Your task is to repeat the entries exactly. Leave the pictures out.

———

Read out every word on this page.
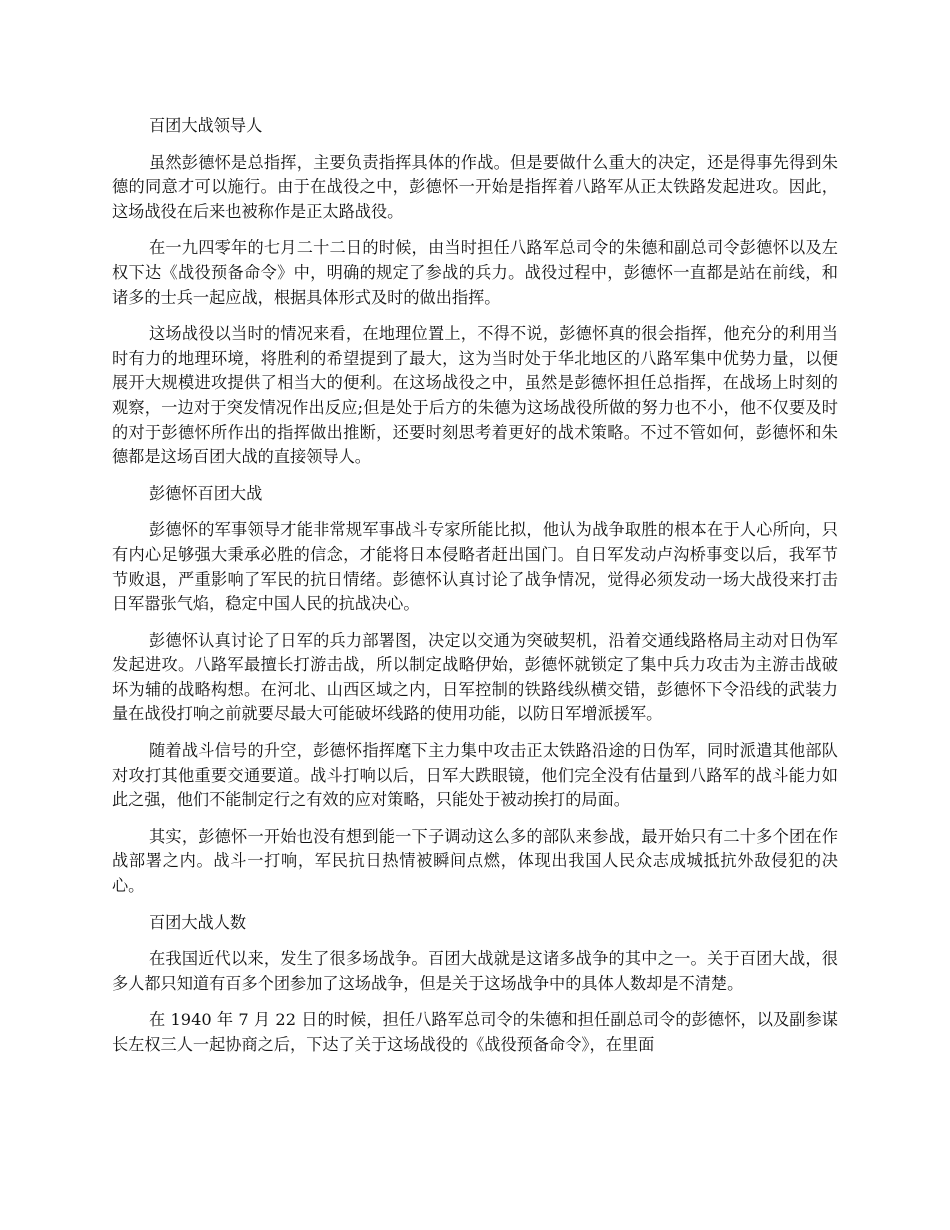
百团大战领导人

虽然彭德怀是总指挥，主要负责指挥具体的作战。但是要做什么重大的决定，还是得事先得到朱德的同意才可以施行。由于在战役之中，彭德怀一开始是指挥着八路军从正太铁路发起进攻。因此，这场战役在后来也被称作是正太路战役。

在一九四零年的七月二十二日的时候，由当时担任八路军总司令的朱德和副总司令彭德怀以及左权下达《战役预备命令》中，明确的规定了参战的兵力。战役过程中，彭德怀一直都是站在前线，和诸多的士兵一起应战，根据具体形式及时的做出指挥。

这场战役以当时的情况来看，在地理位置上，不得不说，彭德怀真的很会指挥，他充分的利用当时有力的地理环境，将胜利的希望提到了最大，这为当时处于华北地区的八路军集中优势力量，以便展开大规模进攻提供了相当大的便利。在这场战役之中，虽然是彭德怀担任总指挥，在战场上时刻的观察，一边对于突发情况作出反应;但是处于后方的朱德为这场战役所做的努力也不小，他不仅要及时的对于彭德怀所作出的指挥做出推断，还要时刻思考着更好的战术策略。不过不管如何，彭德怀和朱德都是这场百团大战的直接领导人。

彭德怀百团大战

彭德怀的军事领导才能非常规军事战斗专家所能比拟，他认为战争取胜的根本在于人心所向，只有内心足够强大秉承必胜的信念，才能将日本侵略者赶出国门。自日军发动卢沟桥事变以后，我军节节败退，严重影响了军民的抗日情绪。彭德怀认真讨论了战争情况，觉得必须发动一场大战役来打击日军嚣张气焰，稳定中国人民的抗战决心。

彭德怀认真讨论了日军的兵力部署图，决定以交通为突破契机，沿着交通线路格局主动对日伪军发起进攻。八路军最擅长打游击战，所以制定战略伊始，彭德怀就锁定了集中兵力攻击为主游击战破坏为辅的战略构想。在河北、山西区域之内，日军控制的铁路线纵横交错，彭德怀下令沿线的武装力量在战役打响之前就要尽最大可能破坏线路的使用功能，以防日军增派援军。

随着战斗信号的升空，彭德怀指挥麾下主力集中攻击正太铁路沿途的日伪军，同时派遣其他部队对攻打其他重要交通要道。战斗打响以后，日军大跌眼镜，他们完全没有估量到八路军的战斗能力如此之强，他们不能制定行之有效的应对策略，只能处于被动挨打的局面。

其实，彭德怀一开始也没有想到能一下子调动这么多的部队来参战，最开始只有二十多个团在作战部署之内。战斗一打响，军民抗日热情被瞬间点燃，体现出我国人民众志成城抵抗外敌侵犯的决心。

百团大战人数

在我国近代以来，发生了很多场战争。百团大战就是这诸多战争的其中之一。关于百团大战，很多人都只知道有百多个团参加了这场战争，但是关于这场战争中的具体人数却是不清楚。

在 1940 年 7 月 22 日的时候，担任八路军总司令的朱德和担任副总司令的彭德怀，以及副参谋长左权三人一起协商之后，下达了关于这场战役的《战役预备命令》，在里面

———

→ **Right answer**:
Read out every word on this page.
百团大战领导人

虽然彭德怀是总指挥，主要负责指挥具体的作战。但是要做什么重大的决定，还是得事先得到朱德的同意才可以施行。由于在战役之中，彭德怀一开始是指挥着八路军从正太铁路发起进攻。因此，这场战役在后来也被称作是正太路战役。

在一九四零年的七月二十二日的时候，由当时担任八路军总司令的朱德和副总司令彭德怀以及左权下达《战役预备命令》中，明确的规定了参战的兵力。战役过程中，彭德怀一直都是站在前线，和诸多的士兵一起应战，根据具体形式及时的做出指挥。

这场战役以当时的情况来看，在地理位置上，不得不说，彭德怀真的很会指挥，他充分的利用当时有力的地理环境，将胜利的希望提到了最大，这为当时处于华北地区的八路军集中优势力量，以便展开大规模进攻提供了相当大的便利。在这场战役之中，虽然是彭德怀担任总指挥，在战场上时刻的观察，一边对于突发情况作出反应;但是处于后方的朱德为这场战役所做的努力也不小，他不仅要及时的对于彭德怀所作出的指挥做出推断，还要时刻思考着更好的战术策略。不过不管如何，彭德怀和朱德都是这场百团大战的直接领导人。

彭德怀百团大战

彭德怀的军事领导才能非常规军事战斗专家所能比拟，他认为战争取胜的根本在于人心所向，只有内心足够强大秉承必胜的信念，才能将日本侵略者赶出国门。自日军发动卢沟桥事变以后，我军节节败退，严重影响了军民的抗日情绪。彭德怀认真讨论了战争情况，觉得必须发动一场大战役来打击日军嚣张气焰，稳定中国人民的抗战决心。

彭德怀认真讨论了日军的兵力部署图，决定以交通为突破契机，沿着交通线路格局主动对日伪军发起进攻。八路军最擅长打游击战，所以制定战略伊始，彭德怀就锁定了集中兵力攻击为主游击战破坏为辅的战略构想。在河北、山西区域之内，日军控制的铁路线纵横交错，彭德怀下令沿线的武装力量在战役打响之前就要尽最大可能破坏线路的使用功能，以防日军增派援军。

随着战斗信号的升空，彭德怀指挥麾下主力集中攻击正太铁路沿途的日伪军，同时派遣其他部队对攻打其他重要交通要道。战斗打响以后，日军大跌眼镜，他们完全没有估量到八路军的战斗能力如此之强，他们不能制定行之有效的应对策略，只能处于被动挨打的局面。

其实，彭德怀一开始也没有想到能一下子调动这么多的部队来参战，最开始只有二十多个团在作战部署之内。战斗一打响，军民抗日热情被瞬间点燃，体现出我国人民众志成城抵抗外敌侵犯的决心。

百团大战人数

在我国近代以来，发生了很多场战争。百团大战就是这诸多战争的其中之一。关于百团大战，很多人都只知道有百多个团参加了这场战争，但是关于这场战争中的具体人数却是不清楚。

在 1940 年 7 月 22 日的时候，担任八路军总司令的朱德和担任副总司令的彭德怀，以及副参谋长左权三人一起协商之后，下达了关于这场战役的《战役预备命令》，在里面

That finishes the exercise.